# Short exercise
Gather the lines that hold the string "Market".
»»
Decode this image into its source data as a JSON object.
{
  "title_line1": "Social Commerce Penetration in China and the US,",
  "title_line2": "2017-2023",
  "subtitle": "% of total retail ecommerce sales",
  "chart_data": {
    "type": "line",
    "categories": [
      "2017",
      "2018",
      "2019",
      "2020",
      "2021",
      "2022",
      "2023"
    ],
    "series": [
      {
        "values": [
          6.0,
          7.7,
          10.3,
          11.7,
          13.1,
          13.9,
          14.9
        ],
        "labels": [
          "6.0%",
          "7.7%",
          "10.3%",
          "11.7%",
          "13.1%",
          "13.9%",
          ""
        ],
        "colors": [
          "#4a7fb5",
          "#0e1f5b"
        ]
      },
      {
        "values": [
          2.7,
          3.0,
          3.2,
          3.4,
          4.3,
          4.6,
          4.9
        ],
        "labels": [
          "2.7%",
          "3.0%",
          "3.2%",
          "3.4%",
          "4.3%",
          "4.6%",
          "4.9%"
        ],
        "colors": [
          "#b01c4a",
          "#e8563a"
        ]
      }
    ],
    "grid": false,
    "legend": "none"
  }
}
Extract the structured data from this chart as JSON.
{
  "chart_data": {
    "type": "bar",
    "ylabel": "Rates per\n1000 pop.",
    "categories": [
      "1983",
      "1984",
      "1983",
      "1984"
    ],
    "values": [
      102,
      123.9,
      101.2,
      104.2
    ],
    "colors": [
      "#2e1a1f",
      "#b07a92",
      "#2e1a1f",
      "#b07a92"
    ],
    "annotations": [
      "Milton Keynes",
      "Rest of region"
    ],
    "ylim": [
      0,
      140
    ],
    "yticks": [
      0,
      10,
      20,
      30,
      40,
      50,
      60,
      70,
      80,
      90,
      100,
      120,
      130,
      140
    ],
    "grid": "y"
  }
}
««
»»
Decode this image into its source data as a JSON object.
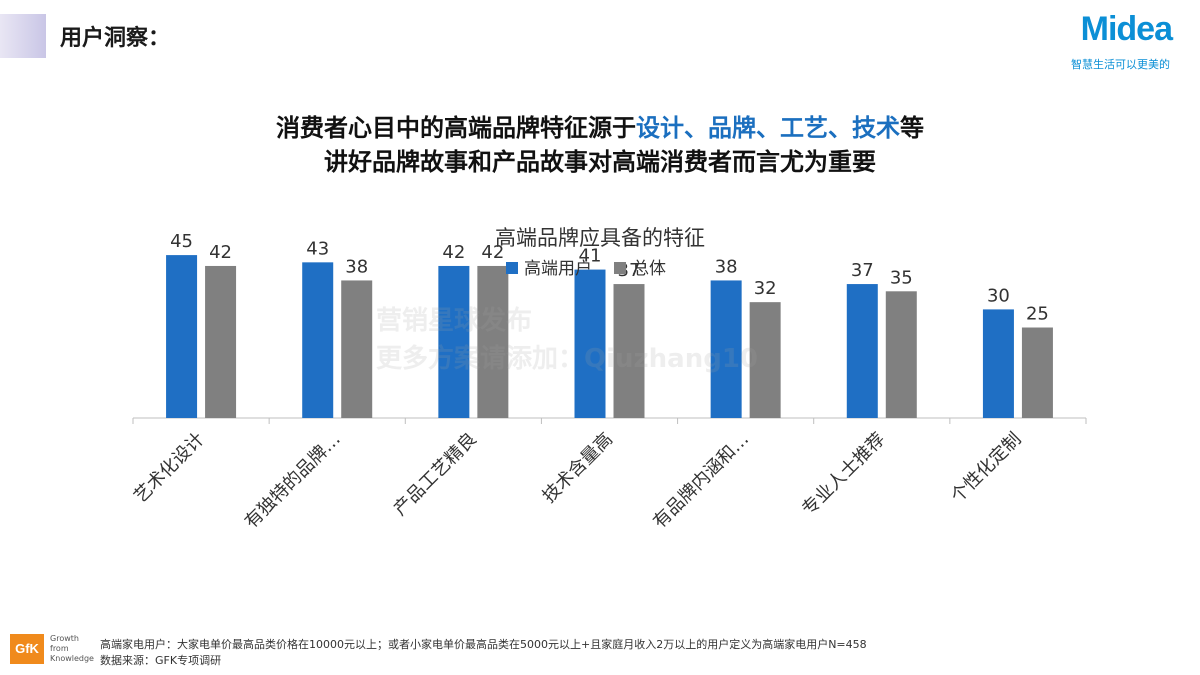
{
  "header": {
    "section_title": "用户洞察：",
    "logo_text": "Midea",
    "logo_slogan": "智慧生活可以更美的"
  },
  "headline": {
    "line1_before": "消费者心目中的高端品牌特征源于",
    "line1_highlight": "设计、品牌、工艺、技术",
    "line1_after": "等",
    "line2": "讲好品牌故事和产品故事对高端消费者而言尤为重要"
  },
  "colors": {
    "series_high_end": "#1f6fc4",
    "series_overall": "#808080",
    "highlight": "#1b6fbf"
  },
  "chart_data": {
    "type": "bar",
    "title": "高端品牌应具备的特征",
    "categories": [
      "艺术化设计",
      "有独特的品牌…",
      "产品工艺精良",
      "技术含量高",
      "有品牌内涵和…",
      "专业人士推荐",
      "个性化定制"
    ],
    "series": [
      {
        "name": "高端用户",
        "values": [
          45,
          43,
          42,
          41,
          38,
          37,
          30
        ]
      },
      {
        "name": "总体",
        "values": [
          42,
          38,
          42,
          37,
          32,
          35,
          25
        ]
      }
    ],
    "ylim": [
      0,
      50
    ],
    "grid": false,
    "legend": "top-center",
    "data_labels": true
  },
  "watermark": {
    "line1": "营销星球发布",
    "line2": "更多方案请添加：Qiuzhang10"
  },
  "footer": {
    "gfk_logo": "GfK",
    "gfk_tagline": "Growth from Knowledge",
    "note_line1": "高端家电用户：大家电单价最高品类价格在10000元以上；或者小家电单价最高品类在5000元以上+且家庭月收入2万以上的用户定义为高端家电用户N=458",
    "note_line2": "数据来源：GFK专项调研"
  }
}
««
»»
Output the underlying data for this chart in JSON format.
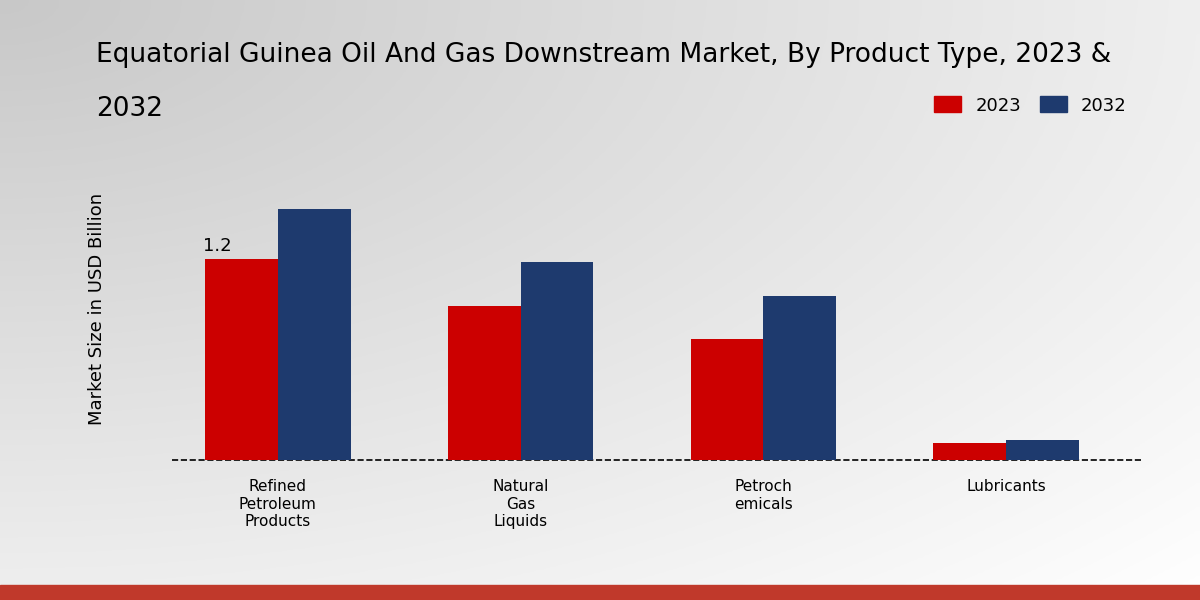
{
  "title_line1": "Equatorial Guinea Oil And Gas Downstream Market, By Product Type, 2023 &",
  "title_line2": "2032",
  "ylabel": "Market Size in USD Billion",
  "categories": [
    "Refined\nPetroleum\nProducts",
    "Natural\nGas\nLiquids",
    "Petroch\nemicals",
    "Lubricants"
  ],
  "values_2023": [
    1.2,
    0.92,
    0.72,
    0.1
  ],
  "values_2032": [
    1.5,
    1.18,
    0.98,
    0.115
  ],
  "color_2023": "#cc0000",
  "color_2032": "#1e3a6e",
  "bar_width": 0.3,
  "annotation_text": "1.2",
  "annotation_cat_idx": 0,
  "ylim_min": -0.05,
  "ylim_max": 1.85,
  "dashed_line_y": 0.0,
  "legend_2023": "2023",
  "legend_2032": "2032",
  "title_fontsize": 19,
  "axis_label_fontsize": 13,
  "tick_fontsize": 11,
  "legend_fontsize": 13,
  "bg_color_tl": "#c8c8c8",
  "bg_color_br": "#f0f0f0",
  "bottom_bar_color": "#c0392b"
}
««
# Final result
  "title_line1": "Equatorial Guinea Oil And Gas Downstream Market, By Product Type, 2023 &",
  "ylabel": "Market Size in USD Billion",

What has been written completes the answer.